# Input data start
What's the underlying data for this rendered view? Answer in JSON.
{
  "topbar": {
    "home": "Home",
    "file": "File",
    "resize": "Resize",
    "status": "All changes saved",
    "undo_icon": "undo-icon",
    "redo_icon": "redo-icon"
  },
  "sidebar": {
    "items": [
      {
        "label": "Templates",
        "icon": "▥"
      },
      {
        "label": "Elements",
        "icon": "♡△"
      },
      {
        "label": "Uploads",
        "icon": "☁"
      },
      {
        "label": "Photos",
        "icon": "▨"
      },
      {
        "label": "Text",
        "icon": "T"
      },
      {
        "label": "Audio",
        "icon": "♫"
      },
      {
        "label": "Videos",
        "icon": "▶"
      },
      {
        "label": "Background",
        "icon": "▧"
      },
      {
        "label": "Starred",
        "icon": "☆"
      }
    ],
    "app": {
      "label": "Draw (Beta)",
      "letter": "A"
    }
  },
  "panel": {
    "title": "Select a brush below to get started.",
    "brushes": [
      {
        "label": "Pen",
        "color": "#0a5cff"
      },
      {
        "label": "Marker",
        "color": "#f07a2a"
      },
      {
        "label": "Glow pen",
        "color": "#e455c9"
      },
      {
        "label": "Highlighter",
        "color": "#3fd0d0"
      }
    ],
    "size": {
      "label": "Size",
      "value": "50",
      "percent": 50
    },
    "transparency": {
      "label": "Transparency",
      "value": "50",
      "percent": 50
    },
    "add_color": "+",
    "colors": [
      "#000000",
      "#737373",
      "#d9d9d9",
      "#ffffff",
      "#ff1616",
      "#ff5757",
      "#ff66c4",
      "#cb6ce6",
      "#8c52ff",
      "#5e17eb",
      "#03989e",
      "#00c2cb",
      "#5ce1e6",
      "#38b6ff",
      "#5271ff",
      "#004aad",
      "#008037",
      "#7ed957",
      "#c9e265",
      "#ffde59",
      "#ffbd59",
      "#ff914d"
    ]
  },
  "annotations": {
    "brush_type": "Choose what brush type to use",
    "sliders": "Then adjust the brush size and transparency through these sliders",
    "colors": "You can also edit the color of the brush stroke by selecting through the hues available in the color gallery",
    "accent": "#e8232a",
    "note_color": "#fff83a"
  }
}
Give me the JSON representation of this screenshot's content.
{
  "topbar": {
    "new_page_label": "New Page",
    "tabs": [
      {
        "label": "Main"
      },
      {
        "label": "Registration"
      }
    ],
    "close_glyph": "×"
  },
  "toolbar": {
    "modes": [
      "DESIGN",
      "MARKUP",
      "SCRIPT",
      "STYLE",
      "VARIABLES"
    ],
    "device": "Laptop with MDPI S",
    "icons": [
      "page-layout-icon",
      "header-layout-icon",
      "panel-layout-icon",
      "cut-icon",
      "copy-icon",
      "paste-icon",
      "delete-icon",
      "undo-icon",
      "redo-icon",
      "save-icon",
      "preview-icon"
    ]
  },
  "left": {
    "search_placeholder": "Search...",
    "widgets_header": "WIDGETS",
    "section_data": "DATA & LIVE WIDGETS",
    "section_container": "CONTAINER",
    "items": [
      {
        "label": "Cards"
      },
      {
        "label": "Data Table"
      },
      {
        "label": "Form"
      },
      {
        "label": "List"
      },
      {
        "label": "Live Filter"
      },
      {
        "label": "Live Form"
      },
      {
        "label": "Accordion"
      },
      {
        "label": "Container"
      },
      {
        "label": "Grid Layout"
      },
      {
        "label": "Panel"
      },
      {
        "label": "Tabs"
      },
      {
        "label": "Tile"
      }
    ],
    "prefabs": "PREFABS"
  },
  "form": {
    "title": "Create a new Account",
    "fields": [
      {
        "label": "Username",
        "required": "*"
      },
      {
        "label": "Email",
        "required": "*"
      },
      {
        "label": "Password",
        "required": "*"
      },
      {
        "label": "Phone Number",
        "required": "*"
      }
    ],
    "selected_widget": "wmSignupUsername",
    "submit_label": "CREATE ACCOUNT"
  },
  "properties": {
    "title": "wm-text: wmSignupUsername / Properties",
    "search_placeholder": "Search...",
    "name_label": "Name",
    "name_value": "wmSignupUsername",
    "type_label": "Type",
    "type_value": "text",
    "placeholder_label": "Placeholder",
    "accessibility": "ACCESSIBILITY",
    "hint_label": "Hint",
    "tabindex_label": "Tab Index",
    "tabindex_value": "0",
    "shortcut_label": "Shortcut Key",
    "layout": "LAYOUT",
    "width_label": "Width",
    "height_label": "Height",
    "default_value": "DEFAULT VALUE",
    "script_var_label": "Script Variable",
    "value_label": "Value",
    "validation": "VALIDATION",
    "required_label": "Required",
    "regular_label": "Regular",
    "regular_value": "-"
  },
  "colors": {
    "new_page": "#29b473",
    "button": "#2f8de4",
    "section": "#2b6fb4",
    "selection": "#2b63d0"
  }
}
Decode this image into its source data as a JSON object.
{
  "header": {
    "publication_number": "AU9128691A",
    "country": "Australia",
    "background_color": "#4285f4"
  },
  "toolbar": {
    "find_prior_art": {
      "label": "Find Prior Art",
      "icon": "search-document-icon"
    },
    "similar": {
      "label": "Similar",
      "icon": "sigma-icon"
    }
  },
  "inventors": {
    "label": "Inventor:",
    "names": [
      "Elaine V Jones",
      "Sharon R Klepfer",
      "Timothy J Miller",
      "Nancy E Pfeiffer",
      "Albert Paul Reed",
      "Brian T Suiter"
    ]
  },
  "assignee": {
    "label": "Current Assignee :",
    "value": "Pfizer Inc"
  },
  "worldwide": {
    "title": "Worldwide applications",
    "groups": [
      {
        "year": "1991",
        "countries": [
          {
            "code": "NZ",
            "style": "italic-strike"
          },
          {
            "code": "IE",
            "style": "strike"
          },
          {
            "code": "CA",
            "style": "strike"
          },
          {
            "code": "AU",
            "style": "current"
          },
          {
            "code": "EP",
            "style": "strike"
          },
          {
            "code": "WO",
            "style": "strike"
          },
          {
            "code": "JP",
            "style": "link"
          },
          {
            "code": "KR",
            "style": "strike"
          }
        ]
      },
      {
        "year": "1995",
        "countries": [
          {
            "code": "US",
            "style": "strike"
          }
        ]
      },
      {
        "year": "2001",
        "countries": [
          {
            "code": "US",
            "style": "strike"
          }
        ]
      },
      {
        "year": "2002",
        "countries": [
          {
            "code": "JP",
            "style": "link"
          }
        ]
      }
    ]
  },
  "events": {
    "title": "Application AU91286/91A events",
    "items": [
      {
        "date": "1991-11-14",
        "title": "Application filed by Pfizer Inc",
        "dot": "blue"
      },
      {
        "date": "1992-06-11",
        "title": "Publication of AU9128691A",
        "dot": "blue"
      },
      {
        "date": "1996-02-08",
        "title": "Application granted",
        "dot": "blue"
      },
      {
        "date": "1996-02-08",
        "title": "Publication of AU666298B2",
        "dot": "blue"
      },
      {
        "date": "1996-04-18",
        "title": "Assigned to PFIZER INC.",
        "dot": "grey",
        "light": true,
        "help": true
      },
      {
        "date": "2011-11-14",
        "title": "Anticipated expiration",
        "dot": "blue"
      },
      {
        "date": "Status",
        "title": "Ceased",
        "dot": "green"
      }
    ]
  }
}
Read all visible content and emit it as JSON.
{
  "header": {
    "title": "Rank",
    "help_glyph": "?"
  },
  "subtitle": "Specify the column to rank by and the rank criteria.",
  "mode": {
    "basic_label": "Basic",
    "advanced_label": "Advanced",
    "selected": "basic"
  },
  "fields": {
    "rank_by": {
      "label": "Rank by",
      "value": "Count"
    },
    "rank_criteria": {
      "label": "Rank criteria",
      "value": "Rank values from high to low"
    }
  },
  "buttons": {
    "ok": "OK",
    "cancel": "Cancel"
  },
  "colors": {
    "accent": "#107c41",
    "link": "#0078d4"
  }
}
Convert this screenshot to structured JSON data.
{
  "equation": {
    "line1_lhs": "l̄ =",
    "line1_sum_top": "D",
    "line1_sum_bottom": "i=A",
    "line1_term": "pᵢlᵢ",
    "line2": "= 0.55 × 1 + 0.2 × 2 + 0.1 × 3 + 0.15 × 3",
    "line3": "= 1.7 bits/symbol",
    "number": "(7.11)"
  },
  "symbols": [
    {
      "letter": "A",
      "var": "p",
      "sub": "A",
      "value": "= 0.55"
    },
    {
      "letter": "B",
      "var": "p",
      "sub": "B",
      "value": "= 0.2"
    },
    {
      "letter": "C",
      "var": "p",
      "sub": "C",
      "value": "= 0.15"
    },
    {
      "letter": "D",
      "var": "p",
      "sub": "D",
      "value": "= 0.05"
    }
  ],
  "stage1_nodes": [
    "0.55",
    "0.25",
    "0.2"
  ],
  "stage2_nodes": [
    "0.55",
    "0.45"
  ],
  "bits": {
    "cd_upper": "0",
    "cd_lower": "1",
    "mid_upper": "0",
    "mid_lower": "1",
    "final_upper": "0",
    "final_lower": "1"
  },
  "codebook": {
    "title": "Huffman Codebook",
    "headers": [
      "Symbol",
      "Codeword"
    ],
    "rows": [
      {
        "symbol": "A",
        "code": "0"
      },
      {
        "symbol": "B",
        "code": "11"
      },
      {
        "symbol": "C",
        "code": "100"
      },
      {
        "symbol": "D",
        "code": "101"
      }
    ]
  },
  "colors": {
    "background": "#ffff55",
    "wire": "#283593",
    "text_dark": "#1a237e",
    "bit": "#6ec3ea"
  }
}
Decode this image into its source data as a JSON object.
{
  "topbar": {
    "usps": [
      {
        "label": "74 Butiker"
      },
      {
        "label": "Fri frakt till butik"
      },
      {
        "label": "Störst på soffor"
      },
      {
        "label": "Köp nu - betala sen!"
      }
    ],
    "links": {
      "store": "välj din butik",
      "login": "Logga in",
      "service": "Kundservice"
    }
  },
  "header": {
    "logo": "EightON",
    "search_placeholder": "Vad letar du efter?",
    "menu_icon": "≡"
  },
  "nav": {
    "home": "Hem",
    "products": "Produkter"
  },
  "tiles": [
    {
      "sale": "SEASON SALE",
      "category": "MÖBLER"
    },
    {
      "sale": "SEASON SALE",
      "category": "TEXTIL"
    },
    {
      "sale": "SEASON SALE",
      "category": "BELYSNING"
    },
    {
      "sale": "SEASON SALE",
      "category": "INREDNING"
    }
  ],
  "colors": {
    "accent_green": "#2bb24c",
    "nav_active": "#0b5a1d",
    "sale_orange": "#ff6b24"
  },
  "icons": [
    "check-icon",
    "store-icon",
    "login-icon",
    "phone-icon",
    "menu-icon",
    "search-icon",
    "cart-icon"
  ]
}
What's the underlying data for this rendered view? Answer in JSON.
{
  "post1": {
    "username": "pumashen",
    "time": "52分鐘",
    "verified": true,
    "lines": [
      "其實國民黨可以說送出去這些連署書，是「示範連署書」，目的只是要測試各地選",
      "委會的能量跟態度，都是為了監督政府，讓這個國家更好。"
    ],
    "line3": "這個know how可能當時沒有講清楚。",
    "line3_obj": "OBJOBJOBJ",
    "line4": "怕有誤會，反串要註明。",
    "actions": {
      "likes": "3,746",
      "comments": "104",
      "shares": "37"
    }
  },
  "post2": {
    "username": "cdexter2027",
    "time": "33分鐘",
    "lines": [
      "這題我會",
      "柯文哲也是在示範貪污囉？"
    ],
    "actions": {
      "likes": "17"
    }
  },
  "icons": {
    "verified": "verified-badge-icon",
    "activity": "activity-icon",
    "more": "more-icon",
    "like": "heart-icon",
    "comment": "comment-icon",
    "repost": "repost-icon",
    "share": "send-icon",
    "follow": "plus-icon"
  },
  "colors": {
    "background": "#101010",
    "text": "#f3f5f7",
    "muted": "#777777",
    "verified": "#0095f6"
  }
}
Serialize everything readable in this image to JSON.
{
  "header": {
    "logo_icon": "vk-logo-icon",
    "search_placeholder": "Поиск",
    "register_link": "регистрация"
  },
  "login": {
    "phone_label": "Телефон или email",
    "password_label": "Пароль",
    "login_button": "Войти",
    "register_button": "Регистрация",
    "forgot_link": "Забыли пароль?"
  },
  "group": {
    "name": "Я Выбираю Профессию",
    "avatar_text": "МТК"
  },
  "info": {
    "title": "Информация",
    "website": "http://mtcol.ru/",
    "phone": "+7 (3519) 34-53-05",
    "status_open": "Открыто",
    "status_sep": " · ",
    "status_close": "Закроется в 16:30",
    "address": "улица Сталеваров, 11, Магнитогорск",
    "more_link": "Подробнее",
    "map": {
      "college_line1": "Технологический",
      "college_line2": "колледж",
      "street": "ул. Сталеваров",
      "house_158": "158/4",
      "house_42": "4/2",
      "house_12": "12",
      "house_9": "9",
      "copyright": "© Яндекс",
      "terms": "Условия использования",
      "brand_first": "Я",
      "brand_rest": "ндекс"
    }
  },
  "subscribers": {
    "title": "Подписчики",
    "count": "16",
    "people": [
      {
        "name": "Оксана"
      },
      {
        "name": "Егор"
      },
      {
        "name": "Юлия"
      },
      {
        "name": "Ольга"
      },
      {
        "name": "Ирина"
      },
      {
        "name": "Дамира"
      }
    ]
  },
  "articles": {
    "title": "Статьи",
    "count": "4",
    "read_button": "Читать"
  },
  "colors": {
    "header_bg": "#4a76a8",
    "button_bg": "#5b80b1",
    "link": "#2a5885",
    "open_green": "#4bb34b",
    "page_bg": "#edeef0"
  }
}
# Input data end
Task: Gather and return every line that holds the string "Сталеваров".

The solution:
    "address": "улица Сталеваров, 11, Магнитогорск",
      "street": "ул. Сталеваров",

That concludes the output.